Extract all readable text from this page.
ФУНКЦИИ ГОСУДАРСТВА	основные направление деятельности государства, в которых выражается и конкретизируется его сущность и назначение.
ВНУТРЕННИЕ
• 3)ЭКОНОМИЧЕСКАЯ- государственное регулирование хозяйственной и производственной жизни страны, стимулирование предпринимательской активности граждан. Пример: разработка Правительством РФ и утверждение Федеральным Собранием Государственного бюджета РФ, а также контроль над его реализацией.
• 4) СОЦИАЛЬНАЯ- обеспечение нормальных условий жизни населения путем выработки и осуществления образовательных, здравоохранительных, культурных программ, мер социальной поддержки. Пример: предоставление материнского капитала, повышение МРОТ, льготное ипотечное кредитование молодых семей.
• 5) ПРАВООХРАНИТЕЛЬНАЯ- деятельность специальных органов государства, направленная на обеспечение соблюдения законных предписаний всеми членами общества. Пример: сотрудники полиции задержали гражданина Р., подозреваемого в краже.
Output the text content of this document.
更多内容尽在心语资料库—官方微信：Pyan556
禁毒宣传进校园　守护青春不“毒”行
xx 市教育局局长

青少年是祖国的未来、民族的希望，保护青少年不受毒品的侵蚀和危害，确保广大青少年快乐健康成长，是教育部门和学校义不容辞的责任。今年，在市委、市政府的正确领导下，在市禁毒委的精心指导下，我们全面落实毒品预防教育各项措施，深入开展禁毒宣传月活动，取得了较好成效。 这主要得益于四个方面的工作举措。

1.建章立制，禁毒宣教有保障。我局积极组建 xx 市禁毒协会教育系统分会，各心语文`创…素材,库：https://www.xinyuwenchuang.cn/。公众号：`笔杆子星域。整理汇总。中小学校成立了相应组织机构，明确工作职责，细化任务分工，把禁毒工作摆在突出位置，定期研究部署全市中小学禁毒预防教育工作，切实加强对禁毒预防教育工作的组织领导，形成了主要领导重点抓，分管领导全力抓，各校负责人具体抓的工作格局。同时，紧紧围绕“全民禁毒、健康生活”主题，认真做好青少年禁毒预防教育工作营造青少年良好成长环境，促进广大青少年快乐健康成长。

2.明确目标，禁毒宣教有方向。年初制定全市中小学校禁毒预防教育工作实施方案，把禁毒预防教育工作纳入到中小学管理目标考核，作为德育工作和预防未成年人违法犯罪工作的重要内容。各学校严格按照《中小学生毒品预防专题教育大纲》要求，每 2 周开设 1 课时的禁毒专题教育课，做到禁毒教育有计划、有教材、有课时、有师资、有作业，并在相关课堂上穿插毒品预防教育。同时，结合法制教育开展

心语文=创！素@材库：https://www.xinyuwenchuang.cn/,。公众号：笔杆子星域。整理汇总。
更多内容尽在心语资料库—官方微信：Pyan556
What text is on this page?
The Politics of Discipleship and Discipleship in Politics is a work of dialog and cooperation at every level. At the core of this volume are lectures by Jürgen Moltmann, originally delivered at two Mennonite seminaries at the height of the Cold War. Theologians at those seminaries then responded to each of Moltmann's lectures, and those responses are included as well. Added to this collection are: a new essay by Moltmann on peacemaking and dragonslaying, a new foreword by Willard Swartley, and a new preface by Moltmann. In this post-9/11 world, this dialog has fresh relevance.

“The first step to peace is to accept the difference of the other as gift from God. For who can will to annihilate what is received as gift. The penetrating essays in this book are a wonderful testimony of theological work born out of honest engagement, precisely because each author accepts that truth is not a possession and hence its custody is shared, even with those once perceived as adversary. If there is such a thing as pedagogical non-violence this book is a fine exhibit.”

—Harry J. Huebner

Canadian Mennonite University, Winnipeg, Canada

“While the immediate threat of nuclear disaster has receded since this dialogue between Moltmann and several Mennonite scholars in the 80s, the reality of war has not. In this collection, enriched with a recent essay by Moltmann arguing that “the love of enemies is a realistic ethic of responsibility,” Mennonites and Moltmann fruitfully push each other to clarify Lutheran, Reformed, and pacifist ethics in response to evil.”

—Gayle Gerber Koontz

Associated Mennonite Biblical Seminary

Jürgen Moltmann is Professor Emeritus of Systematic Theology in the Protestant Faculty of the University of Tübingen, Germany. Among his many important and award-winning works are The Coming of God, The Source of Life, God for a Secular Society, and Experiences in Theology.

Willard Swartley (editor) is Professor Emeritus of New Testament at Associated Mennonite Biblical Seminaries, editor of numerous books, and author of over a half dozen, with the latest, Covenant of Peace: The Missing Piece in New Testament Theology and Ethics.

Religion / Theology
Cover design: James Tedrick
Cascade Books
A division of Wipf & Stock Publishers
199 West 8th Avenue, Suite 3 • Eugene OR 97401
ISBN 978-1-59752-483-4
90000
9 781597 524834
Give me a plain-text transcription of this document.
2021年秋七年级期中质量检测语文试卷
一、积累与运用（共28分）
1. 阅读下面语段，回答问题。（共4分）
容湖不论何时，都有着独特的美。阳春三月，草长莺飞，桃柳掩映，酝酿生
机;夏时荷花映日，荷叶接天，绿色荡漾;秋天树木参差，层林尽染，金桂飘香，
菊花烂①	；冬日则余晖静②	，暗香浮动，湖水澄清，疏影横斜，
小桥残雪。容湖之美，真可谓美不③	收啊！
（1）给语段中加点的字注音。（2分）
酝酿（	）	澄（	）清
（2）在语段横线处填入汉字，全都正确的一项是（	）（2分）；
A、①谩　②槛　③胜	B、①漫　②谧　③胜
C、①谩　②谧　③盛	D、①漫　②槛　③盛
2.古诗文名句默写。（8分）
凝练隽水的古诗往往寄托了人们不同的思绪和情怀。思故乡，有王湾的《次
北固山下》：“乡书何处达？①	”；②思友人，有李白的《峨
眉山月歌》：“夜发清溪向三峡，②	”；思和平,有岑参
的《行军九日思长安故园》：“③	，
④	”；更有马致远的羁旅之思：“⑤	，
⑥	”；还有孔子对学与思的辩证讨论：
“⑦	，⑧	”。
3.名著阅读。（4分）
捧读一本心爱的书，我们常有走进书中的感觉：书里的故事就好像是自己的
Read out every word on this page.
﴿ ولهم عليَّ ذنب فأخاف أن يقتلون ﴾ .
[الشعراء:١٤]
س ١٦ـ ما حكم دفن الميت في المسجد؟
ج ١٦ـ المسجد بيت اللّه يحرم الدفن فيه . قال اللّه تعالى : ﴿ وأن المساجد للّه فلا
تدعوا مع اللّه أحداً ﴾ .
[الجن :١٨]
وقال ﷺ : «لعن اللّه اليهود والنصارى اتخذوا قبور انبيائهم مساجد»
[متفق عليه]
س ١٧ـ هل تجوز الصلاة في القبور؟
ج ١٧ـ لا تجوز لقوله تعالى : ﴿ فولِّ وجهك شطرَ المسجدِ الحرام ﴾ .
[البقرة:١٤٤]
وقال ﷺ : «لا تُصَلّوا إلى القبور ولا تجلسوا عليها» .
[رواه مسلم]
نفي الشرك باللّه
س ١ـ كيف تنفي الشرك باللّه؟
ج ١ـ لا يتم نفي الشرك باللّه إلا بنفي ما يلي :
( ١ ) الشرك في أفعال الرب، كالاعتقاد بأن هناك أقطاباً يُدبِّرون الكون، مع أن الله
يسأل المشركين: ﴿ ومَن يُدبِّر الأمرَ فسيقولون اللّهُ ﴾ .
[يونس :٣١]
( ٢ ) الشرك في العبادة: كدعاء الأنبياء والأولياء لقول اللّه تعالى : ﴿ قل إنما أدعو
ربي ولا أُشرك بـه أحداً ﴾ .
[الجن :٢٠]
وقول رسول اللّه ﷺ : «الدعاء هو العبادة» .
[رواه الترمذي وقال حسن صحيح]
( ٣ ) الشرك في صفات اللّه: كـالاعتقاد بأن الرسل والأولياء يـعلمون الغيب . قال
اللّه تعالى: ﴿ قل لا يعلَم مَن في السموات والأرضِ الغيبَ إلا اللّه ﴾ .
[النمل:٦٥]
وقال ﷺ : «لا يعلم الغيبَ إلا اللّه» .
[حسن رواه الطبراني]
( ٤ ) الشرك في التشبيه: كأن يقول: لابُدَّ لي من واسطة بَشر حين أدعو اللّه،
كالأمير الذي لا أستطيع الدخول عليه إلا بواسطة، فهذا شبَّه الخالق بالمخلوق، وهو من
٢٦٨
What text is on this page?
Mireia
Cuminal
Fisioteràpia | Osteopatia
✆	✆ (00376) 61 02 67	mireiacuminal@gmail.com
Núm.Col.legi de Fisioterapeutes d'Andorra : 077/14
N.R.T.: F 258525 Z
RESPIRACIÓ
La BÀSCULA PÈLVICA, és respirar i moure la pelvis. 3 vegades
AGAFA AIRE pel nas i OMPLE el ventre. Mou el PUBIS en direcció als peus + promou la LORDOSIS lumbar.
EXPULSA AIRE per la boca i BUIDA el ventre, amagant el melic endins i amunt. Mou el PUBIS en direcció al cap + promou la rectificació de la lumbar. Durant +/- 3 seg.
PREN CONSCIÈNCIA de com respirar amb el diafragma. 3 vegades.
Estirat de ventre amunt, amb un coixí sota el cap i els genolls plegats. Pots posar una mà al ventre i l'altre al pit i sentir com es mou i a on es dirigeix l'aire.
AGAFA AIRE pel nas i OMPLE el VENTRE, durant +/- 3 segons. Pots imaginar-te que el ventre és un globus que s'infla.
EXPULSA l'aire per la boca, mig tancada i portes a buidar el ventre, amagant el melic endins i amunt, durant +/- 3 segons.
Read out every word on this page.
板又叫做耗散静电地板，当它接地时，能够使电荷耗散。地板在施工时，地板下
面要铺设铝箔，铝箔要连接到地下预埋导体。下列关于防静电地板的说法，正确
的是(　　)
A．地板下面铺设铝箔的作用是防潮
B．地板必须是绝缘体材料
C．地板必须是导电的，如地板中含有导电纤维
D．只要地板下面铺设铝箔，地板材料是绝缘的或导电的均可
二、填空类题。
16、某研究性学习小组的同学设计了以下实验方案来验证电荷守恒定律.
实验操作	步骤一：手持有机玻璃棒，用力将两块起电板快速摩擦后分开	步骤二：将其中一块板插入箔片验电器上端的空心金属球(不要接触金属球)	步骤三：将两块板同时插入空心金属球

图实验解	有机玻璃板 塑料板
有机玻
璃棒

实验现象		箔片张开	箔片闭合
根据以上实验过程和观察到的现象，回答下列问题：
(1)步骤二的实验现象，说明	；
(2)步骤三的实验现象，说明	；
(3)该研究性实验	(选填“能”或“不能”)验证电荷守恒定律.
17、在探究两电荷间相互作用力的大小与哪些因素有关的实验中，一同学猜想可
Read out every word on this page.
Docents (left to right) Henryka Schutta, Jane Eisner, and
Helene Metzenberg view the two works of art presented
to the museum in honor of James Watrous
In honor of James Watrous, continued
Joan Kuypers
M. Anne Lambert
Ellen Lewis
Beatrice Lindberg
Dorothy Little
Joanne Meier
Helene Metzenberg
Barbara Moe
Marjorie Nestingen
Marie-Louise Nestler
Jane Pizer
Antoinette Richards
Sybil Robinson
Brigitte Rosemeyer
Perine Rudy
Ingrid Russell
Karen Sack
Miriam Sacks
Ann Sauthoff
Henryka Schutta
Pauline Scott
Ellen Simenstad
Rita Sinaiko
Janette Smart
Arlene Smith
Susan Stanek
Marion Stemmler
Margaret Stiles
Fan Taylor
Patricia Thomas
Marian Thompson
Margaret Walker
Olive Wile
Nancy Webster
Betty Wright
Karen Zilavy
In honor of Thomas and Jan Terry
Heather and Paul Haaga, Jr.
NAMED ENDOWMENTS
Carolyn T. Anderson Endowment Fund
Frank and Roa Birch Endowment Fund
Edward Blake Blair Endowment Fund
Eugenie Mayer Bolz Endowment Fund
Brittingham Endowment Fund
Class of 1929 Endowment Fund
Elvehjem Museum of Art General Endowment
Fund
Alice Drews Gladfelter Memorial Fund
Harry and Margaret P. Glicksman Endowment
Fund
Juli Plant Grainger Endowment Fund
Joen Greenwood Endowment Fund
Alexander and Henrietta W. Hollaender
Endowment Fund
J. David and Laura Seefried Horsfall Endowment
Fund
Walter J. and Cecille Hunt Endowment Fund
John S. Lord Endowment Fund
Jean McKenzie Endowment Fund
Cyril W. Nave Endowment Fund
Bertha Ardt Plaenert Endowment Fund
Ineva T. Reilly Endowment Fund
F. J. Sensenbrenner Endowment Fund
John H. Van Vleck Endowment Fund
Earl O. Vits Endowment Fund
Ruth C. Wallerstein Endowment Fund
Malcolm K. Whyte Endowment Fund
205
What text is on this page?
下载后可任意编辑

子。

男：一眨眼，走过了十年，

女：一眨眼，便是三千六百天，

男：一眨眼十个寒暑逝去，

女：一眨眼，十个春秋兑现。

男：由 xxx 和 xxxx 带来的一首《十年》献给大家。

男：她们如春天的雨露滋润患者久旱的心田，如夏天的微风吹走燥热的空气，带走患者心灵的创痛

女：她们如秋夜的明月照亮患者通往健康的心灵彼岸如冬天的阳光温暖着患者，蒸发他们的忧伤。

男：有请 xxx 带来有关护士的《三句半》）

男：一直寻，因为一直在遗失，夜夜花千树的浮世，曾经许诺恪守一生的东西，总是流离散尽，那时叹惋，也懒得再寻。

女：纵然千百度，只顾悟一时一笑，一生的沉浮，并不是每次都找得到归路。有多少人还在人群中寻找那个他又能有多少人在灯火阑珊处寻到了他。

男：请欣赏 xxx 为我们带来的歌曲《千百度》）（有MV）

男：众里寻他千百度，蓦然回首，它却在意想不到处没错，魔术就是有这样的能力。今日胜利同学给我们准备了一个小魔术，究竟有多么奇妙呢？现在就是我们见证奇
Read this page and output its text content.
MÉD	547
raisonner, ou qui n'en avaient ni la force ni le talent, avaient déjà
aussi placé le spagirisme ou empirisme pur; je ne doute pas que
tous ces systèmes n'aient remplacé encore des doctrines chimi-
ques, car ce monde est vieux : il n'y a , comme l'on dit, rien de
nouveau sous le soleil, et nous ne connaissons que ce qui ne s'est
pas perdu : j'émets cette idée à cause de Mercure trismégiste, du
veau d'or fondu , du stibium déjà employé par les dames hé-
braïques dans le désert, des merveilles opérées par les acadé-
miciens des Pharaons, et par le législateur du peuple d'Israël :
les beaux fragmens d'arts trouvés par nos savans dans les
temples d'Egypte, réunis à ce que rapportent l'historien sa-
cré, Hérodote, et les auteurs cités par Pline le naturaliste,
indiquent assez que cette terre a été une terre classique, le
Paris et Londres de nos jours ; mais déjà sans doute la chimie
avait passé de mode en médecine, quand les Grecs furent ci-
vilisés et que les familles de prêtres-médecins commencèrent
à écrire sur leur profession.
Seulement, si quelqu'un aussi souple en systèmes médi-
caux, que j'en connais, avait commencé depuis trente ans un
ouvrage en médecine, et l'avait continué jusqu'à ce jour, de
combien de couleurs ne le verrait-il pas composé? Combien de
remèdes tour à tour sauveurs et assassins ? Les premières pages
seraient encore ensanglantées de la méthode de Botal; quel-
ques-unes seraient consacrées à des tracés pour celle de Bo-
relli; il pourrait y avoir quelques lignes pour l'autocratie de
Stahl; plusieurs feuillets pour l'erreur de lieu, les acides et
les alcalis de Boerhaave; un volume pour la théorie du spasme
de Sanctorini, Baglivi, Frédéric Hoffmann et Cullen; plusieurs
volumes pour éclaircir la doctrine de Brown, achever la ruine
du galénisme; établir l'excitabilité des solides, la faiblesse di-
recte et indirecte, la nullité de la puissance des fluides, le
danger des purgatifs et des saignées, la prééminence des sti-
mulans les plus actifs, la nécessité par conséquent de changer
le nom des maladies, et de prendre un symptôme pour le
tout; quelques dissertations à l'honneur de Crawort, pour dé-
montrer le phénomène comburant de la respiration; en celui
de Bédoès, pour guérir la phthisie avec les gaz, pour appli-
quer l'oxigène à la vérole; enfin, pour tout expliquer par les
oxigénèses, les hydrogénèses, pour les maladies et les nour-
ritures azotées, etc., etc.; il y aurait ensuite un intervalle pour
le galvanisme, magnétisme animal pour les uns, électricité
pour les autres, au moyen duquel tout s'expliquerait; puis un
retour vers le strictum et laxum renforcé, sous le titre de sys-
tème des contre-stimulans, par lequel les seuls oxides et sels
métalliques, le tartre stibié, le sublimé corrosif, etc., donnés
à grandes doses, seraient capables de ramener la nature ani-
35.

-*-*-

◆ **Task to carry out**: Search the data for "обеспечение" and list every line in which it occurs.

◆ **Final result**:
• 4) СОЦИАЛЬНАЯ- обеспечение нормальных условий жизни населения путем выработки и осуществления образовательных, здравоохранительных, культурных программ, мер социальной поддержки. Пример: предоставление материнского капитала, повышение МРОТ, льготное ипотечное кредитование молодых семей.
• 5) ПРАВООХРАНИТЕЛЬНАЯ- деятельность специальных органов государства, направленная на обеспечение соблюдения законных предписаний всеми членами общества. Пример: сотрудники полиции задержали гражданина Р., подозреваемого в краже.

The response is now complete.